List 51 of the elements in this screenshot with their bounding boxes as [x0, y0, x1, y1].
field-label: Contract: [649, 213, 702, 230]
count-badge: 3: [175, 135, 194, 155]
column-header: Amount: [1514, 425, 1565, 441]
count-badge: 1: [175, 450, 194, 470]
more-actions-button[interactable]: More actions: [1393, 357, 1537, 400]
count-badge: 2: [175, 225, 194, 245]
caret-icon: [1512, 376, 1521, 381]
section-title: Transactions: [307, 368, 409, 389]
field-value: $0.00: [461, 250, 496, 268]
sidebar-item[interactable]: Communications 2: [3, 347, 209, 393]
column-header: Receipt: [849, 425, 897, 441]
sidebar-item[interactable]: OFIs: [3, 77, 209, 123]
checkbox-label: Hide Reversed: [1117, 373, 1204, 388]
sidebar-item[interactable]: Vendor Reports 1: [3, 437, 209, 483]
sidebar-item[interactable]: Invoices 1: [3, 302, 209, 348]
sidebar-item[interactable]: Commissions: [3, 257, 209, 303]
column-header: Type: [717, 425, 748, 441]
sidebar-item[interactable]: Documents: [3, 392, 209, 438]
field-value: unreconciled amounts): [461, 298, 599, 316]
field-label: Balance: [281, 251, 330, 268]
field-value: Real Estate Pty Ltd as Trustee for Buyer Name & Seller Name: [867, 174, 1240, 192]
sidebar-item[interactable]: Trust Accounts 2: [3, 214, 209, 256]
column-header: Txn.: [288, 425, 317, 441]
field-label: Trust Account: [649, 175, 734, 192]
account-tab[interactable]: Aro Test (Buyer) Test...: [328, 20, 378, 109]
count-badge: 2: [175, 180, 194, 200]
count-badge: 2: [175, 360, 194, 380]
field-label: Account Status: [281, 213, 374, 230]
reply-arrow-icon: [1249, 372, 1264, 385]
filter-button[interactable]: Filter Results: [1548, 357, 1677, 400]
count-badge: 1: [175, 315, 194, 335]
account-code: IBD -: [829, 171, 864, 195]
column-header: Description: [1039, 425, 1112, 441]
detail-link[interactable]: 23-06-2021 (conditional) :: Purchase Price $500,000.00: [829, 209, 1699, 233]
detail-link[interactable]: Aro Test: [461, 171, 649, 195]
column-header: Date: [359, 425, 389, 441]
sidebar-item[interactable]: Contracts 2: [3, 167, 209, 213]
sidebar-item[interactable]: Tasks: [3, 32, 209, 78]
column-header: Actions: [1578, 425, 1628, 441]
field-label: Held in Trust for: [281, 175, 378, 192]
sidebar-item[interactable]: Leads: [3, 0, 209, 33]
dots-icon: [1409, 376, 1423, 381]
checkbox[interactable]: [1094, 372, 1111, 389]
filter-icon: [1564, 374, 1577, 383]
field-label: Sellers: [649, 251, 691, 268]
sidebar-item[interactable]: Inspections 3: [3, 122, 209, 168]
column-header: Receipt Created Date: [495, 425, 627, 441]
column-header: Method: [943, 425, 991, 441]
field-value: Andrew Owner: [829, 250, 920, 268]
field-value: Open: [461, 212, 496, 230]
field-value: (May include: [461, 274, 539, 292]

# # #

◆ WHAT THE EXERCISE ASKS: Reproduce the listing verbatim, from its first line through the line holding "field-label: Trust Account: [649, 175, 734, 192]", with both of those lines included.

◆ EXERCISE RESULT:
List 51 of the elements in this screenshot with their bounding boxes as [x0, y0, x1, y1].
field-label: Contract: [649, 213, 702, 230]
count-badge: 3: [175, 135, 194, 155]
column-header: Amount: [1514, 425, 1565, 441]
count-badge: 1: [175, 450, 194, 470]
more-actions-button[interactable]: More actions: [1393, 357, 1537, 400]
count-badge: 2: [175, 225, 194, 245]
caret-icon: [1512, 376, 1521, 381]
section-title: Transactions: [307, 368, 409, 389]
field-value: $0.00: [461, 250, 496, 268]
sidebar-item[interactable]: Communications 2: [3, 347, 209, 393]
column-header: Receipt: [849, 425, 897, 441]
sidebar-item[interactable]: OFIs: [3, 77, 209, 123]
checkbox-label: Hide Reversed: [1117, 373, 1204, 388]
sidebar-item[interactable]: Vendor Reports 1: [3, 437, 209, 483]
sidebar-item[interactable]: Invoices 1: [3, 302, 209, 348]
sidebar-item[interactable]: Commissions: [3, 257, 209, 303]
column-header: Type: [717, 425, 748, 441]
sidebar-item[interactable]: Documents: [3, 392, 209, 438]
field-value: unreconciled amounts): [461, 298, 599, 316]
field-label: Balance: [281, 251, 330, 268]
field-value: Real Estate Pty Ltd as Trustee for Buyer Name & Seller Name: [867, 174, 1240, 192]
sidebar-item[interactable]: Trust Accounts 2: [3, 214, 209, 256]
column-header: Txn.: [288, 425, 317, 441]
field-label: Trust Account: [649, 175, 734, 192]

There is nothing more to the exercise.